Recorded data
BEGIN

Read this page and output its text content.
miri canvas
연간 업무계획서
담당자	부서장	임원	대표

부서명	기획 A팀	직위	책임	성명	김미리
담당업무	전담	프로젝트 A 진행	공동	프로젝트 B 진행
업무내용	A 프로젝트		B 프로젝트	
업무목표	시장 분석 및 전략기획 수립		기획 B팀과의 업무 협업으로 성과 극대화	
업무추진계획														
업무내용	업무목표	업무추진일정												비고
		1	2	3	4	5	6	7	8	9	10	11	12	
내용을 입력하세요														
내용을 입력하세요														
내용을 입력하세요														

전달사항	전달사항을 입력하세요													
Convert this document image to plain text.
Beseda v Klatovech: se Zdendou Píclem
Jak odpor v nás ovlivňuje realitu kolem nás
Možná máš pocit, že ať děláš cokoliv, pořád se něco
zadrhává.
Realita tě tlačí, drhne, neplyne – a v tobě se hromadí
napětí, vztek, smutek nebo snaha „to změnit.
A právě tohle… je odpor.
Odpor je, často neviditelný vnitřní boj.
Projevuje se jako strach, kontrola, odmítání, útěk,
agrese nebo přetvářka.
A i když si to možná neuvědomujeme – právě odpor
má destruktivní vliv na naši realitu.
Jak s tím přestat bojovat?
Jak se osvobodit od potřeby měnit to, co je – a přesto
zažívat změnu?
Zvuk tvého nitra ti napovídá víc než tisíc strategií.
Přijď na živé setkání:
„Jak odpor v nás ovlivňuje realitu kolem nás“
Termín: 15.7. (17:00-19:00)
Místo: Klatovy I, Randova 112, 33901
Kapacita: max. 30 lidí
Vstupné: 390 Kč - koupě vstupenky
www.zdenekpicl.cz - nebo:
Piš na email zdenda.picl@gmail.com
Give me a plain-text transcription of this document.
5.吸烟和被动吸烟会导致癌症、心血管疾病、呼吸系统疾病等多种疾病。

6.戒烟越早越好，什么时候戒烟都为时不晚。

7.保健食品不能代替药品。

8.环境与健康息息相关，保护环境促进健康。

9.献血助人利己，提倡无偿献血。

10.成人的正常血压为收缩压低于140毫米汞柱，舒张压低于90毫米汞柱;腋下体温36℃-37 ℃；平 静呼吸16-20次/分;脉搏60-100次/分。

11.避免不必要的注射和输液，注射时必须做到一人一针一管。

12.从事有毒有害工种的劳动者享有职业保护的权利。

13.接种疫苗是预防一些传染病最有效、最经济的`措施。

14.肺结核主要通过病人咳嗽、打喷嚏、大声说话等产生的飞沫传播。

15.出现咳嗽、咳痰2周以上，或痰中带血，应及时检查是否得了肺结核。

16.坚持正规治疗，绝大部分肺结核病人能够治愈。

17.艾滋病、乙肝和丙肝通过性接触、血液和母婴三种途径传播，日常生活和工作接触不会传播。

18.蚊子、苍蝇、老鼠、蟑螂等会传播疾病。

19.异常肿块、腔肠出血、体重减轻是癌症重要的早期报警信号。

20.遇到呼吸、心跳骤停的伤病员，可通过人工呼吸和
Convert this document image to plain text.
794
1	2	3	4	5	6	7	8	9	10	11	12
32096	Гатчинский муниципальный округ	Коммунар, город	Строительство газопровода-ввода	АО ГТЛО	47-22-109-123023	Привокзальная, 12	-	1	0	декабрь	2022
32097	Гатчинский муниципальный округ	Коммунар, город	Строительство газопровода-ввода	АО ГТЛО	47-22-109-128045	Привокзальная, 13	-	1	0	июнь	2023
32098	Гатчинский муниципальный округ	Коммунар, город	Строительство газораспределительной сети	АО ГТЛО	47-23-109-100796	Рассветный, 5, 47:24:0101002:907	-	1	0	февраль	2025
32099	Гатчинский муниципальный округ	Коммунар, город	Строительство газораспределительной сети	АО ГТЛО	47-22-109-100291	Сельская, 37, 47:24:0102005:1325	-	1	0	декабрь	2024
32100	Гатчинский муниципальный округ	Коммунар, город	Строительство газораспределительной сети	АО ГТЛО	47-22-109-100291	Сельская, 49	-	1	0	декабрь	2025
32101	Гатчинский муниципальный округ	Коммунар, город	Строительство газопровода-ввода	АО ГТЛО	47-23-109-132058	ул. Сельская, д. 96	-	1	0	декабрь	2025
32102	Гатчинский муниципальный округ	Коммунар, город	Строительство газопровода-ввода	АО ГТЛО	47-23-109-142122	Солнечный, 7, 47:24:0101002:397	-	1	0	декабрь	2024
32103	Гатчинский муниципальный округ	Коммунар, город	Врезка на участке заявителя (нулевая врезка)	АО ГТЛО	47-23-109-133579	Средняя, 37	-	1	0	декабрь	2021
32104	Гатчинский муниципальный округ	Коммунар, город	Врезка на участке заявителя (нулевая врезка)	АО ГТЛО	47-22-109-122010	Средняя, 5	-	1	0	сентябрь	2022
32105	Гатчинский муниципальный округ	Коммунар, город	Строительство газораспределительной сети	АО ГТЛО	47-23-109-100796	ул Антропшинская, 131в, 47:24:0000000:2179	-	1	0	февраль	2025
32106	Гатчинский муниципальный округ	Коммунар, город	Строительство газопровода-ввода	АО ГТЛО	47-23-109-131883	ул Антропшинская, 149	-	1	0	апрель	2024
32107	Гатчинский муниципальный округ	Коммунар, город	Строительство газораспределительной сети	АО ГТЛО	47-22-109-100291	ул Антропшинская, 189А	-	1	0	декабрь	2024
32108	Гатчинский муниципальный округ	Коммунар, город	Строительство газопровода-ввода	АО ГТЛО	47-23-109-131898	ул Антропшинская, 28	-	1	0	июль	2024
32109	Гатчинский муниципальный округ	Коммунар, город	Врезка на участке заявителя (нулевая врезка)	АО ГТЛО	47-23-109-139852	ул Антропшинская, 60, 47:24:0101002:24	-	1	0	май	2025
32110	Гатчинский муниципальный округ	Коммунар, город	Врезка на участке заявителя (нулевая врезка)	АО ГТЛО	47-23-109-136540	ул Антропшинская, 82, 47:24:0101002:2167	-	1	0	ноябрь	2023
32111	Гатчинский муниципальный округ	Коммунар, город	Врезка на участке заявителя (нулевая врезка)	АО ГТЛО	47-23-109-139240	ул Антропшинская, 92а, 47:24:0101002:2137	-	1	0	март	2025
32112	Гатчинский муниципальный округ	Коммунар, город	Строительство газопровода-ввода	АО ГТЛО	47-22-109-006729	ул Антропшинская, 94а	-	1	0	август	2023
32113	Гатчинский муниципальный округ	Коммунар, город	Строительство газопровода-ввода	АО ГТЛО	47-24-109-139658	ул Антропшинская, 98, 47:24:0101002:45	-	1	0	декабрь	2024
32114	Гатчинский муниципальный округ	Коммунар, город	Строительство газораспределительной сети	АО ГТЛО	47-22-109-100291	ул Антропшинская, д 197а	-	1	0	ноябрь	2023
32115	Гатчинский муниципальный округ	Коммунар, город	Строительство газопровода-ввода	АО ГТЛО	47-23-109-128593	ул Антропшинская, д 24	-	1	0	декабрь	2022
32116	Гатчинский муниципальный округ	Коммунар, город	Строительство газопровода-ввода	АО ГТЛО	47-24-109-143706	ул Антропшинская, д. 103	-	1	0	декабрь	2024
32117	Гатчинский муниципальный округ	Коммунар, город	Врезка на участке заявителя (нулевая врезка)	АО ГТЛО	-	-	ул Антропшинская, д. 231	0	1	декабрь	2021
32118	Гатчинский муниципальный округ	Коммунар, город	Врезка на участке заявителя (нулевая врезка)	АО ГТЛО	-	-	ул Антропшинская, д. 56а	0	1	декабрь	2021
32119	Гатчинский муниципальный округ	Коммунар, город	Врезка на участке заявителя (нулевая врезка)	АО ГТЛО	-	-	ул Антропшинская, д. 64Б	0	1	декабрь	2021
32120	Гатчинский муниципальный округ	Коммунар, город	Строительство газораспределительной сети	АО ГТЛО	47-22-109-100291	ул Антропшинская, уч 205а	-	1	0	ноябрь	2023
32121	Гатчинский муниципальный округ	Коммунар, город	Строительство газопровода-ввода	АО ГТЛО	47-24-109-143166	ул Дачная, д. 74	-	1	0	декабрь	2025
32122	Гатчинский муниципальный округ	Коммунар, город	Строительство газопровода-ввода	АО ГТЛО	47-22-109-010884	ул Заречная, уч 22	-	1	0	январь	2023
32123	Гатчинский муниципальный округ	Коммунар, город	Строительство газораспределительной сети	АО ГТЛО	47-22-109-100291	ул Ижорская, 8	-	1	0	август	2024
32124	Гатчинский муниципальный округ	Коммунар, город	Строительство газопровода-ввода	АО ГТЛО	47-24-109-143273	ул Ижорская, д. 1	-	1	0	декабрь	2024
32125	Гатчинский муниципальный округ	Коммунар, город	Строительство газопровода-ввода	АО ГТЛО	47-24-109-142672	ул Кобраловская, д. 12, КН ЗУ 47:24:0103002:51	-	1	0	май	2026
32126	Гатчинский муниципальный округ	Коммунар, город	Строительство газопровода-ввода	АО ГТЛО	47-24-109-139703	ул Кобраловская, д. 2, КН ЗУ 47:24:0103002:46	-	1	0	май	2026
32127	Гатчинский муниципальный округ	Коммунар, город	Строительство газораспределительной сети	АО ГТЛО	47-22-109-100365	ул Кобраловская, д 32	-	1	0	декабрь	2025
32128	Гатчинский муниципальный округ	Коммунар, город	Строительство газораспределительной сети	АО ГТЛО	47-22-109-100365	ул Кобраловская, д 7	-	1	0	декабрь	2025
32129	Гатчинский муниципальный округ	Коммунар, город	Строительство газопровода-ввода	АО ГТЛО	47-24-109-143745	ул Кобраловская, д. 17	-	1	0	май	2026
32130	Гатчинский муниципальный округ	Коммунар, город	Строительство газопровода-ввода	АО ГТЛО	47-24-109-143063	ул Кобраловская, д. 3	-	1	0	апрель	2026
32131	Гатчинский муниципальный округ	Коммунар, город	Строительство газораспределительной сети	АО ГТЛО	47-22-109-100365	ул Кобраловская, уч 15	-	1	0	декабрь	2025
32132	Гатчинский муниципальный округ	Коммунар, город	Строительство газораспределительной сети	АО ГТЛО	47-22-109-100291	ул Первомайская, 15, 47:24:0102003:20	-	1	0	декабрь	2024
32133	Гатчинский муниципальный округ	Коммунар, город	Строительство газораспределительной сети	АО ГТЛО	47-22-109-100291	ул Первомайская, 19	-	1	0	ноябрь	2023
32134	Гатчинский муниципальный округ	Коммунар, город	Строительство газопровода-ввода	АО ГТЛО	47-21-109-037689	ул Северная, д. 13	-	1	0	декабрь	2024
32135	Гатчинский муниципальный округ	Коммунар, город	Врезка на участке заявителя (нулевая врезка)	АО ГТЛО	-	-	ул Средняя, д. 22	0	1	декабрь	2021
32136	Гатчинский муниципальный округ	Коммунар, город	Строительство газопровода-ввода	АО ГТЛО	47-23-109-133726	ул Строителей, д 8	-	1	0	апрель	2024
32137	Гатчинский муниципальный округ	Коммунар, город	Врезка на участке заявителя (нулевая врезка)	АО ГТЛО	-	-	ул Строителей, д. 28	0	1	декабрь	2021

END

#### AIM
Copy whichever lines in the listing above contain the word "февраль".

#### OUTPUT OF THE TASK
32098	Гатчинский муниципальный округ	Коммунар, город	Строительство газораспределительной сети	АО ГТЛО	47-23-109-100796	Рассветный, 5, 47:24:0101002:907	-	1	0	февраль	2025
32105	Гатчинский муниципальный округ	Коммунар, город	Строительство газораспределительной сети	АО ГТЛО	47-23-109-100796	ул Антропшинская, 131в, 47:24:0000000:2179	-	1	0	февраль	2025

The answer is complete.